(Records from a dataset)
—————

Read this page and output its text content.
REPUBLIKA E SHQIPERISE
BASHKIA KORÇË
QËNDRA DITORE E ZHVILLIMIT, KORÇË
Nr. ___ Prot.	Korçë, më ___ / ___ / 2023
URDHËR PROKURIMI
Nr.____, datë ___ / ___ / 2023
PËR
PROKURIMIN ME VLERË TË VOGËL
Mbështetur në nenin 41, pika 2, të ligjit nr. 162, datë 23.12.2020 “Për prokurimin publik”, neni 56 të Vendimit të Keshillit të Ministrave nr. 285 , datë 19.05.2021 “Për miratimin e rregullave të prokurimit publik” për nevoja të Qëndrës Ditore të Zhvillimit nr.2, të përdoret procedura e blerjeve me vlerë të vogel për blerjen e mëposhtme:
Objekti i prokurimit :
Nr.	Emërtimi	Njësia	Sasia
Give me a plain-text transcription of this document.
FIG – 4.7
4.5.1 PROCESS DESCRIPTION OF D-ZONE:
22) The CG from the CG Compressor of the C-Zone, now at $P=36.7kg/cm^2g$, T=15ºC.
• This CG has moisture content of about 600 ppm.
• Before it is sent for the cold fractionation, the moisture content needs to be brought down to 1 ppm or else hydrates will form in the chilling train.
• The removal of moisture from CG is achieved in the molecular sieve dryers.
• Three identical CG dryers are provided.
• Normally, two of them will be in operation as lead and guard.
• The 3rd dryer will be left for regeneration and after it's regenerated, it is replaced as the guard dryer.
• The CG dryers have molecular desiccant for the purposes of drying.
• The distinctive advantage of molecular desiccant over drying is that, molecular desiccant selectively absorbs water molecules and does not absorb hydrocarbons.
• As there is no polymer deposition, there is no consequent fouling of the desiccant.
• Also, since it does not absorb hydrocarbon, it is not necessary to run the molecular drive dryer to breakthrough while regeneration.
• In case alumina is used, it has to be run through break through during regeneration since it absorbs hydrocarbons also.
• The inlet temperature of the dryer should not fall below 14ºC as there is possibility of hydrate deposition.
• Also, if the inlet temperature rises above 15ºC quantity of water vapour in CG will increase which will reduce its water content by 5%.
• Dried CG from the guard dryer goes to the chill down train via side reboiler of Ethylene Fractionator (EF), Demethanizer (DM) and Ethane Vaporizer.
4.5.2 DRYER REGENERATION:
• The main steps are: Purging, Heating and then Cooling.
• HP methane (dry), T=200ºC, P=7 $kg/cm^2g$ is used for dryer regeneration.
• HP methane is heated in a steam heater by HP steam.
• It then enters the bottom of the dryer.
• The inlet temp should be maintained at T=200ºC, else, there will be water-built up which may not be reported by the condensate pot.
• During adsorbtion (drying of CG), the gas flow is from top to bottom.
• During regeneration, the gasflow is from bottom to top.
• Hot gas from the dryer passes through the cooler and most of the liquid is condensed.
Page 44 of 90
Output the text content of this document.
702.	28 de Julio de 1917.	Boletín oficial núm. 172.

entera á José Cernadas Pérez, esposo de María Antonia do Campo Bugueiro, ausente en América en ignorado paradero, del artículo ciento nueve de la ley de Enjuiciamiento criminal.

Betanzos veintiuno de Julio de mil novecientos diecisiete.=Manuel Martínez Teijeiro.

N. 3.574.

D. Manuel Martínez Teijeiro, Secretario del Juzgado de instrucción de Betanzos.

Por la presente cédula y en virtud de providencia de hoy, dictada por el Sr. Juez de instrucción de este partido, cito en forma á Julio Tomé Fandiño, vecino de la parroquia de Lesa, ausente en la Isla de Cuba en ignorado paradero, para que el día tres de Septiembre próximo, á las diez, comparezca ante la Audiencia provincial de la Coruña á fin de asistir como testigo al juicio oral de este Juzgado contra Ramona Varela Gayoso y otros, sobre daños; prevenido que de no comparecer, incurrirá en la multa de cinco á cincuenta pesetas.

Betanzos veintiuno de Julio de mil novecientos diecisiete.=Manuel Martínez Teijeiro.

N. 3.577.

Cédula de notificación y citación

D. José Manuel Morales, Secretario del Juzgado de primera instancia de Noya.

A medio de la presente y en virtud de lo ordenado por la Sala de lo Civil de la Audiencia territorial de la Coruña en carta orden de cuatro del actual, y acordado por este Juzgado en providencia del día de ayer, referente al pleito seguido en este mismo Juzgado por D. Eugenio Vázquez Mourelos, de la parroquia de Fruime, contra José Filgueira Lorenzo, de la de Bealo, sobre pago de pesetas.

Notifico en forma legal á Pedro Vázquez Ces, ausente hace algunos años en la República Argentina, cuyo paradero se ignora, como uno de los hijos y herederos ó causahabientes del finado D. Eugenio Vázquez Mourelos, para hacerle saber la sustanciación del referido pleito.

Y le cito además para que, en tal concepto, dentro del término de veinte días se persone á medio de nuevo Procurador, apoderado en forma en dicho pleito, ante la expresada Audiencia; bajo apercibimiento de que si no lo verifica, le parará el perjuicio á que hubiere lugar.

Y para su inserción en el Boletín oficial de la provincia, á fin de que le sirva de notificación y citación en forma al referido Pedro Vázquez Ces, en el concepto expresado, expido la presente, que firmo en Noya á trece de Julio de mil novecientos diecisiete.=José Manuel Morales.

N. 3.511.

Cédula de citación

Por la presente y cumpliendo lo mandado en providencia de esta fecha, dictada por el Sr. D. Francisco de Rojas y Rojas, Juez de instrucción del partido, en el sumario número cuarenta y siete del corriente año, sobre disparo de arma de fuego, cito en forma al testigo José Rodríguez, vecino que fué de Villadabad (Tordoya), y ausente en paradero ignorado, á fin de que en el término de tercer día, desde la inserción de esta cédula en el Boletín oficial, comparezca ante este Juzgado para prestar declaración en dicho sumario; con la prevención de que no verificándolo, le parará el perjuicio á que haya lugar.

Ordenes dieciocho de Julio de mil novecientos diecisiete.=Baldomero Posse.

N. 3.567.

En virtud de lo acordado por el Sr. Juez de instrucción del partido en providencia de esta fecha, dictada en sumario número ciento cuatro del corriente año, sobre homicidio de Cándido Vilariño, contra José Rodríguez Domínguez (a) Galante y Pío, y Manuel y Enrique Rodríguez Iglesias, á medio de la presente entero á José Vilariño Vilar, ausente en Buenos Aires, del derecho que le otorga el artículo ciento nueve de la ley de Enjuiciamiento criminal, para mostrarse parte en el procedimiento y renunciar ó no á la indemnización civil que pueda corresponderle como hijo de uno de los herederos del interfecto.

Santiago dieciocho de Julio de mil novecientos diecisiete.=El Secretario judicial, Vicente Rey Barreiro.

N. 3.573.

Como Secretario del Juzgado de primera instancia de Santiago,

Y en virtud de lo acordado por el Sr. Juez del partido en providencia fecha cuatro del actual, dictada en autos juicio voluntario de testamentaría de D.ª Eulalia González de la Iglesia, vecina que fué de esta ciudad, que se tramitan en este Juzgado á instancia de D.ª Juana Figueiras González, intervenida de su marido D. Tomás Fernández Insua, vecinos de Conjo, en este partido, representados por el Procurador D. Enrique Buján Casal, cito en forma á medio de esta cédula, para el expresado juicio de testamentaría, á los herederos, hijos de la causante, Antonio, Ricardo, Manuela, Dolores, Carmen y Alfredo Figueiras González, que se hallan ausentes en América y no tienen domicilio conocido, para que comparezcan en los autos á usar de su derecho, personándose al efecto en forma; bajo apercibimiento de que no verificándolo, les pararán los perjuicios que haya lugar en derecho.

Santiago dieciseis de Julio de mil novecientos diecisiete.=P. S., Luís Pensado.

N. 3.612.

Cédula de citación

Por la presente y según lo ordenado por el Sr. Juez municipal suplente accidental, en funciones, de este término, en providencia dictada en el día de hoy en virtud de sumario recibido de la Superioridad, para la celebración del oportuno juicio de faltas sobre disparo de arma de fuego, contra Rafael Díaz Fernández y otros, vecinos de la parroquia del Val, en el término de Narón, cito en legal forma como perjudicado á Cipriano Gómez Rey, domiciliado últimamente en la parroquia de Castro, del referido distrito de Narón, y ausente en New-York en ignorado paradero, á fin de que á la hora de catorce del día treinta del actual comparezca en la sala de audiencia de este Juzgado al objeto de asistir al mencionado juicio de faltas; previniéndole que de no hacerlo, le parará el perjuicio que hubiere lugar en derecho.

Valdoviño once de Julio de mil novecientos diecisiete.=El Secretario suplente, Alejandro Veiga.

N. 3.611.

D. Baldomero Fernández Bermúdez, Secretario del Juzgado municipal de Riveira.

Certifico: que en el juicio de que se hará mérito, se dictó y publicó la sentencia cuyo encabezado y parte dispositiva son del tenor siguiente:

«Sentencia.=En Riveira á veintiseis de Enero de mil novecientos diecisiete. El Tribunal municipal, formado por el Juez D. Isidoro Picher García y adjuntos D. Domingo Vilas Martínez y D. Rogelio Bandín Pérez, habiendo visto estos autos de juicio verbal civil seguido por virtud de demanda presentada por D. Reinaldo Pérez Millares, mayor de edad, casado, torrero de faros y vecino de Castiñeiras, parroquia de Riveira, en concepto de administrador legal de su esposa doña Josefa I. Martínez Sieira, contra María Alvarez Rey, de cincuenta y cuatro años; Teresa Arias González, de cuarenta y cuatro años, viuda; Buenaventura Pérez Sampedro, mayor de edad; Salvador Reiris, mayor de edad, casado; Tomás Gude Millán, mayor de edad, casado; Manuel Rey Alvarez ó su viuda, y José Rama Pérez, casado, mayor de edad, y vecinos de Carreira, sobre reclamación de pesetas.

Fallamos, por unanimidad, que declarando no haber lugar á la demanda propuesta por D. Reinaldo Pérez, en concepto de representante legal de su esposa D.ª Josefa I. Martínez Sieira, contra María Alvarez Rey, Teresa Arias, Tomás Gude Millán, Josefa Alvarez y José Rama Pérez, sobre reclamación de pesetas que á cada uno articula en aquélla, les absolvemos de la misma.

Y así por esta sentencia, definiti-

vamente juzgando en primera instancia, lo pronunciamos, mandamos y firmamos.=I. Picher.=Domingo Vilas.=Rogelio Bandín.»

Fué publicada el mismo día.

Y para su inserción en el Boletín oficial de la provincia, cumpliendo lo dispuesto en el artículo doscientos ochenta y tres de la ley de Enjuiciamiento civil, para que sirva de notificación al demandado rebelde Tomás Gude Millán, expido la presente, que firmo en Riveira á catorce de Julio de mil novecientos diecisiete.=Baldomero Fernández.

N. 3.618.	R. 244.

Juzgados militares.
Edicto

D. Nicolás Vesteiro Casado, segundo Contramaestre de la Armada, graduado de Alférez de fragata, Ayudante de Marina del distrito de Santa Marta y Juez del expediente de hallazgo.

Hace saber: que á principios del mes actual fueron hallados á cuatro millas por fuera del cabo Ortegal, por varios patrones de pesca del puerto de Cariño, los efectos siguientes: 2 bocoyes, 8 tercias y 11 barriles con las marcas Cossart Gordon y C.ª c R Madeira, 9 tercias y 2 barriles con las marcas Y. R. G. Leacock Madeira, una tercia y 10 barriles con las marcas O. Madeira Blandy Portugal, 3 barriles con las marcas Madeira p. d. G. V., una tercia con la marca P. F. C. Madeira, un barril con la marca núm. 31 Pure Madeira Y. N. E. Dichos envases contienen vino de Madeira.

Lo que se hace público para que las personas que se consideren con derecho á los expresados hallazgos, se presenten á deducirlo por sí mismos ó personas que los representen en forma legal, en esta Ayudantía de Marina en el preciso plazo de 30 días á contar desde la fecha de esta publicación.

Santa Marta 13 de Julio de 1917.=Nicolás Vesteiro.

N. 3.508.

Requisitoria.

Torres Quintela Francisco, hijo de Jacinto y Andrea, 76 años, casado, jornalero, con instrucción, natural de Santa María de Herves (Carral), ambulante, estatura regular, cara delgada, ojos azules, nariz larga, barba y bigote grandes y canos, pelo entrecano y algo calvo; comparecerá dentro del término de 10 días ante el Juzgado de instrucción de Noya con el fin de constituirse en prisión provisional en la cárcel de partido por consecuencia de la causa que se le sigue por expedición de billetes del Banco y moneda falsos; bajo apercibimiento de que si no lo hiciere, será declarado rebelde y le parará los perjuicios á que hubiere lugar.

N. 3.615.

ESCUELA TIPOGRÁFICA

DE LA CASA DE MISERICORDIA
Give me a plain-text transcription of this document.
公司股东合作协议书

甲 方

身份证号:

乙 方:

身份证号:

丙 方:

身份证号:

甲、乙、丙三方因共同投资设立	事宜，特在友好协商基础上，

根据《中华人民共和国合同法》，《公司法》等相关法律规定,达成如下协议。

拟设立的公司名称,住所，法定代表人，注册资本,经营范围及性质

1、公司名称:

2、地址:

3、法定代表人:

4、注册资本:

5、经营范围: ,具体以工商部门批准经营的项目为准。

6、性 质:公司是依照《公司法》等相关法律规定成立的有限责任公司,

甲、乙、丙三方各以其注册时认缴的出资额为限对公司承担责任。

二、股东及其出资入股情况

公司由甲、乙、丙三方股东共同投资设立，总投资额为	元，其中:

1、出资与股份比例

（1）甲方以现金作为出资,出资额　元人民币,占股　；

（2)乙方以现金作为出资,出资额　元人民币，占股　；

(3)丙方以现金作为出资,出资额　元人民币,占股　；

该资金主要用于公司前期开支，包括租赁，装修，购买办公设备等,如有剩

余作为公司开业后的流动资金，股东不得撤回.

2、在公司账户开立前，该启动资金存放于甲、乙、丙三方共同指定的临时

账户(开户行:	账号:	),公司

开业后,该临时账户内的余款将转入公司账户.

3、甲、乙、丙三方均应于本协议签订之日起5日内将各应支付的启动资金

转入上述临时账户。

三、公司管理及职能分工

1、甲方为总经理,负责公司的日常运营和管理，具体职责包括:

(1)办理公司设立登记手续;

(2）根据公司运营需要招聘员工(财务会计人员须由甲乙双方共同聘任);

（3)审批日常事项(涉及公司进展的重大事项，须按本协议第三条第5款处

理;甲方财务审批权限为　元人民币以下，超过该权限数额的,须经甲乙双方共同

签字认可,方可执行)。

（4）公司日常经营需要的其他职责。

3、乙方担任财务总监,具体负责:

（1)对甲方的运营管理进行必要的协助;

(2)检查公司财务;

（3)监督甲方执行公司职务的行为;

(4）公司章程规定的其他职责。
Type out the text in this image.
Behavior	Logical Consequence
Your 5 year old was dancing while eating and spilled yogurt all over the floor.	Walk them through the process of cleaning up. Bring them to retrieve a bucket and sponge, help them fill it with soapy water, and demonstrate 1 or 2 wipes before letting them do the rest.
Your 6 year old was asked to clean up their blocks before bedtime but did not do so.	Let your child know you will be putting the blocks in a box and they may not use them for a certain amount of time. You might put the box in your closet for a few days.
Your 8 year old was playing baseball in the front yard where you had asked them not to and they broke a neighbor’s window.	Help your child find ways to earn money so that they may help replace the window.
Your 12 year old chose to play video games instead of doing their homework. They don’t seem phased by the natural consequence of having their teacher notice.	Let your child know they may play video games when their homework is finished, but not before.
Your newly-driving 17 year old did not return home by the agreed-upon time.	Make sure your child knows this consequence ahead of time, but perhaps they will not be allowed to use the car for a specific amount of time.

—————

Gather, from the listing above, every line carrying the word "tres".

Por la presente cédula y en virtud de providencia de hoy, dictada por el Sr. Juez de instrucción de este partido, cito en forma á Julio Tomé Fandiño, vecino de la parroquia de Lesa, ausente en la Isla de Cuba en ignorado paradero, para que el día tres de Septiembre próximo, á las diez, comparezca ante la Audiencia provincial de la Coruña á fin de asistir como testigo al juicio oral de este Juzgado contra Ramona Varela Gayoso y otros, sobre daños; prevenido que de no comparecer, incurrirá en la multa de cinco á cincuenta pesetas.
Y para su inserción en el Boletín oficial de la provincia, cumpliendo lo dispuesto en el artículo doscientos ochenta y tres de la ley de Enjuiciamiento civil, para que sirva de notificación al demandado rebelde Tomás Gude Millán, expido la presente, que firmo en Riveira á catorce de Julio de mil novecientos diecisiete.=Baldomero Fernández.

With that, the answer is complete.